> **To be done**: Reproduce the following material exactly, including every line.

Start of Listed records

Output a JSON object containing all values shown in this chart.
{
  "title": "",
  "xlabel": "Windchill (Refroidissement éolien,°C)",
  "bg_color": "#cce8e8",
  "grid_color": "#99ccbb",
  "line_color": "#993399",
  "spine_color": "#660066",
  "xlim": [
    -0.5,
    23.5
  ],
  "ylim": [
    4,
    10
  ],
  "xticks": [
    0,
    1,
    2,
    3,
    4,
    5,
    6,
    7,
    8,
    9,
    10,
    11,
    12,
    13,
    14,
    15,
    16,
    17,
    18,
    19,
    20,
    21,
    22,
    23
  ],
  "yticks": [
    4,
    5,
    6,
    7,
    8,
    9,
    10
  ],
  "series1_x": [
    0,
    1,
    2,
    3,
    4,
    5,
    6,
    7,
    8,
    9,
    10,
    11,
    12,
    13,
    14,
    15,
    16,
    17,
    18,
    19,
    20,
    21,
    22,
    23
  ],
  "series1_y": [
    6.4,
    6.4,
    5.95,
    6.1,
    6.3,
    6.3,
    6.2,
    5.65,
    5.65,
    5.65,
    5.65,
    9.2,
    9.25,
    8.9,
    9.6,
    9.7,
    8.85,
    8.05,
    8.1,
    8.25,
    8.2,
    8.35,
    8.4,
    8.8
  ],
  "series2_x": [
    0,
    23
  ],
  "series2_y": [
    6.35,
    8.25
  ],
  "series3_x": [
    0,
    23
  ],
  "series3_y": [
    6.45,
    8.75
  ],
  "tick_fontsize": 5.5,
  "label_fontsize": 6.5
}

End of Listed records

> **Task response**:
Output a JSON object containing all values shown in this chart.
{
  "title": "",
  "xlabel": "Windchill (Refroidissement éolien,°C)",
  "bg_color": "#cce8e8",
  "grid_color": "#99ccbb",
  "line_color": "#993399",
  "spine_color": "#660066",
  "xlim": [
    -0.5,
    23.5
  ],
  "ylim": [
    4,
    10
  ],
  "xticks": [
    0,
    1,
    2,
    3,
    4,
    5,
    6,
    7,
    8,
    9,
    10,
    11,
    12,
    13,
    14,
    15,
    16,
    17,
    18,
    19,
    20,
    21,
    22,
    23
  ],
  "yticks": [
    4,
    5,
    6,
    7,
    8,
    9,
    10
  ],
  "series1_x": [
    0,
    1,
    2,
    3,
    4,
    5,
    6,
    7,
    8,
    9,
    10,
    11,
    12,
    13,
    14,
    15,
    16,
    17,
    18,
    19,
    20,
    21,
    22,
    23
  ],
  "series1_y": [
    6.4,
    6.4,
    5.95,
    6.1,
    6.3,
    6.3,
    6.2,
    5.65,
    5.65,
    5.65,
    5.65,
    9.2,
    9.25,
    8.9,
    9.6,
    9.7,
    8.85,
    8.05,
    8.1,
    8.25,
    8.2,
    8.35,
    8.4,
    8.8
  ],
  "series2_x": [
    0,
    23
  ],
  "series2_y": [
    6.35,
    8.25
  ],
  "series3_x": [
    0,
    23
  ],
  "series3_y": [
    6.45,
    8.75
  ],
  "tick_fontsize": 5.5,
  "label_fontsize": 6.5
}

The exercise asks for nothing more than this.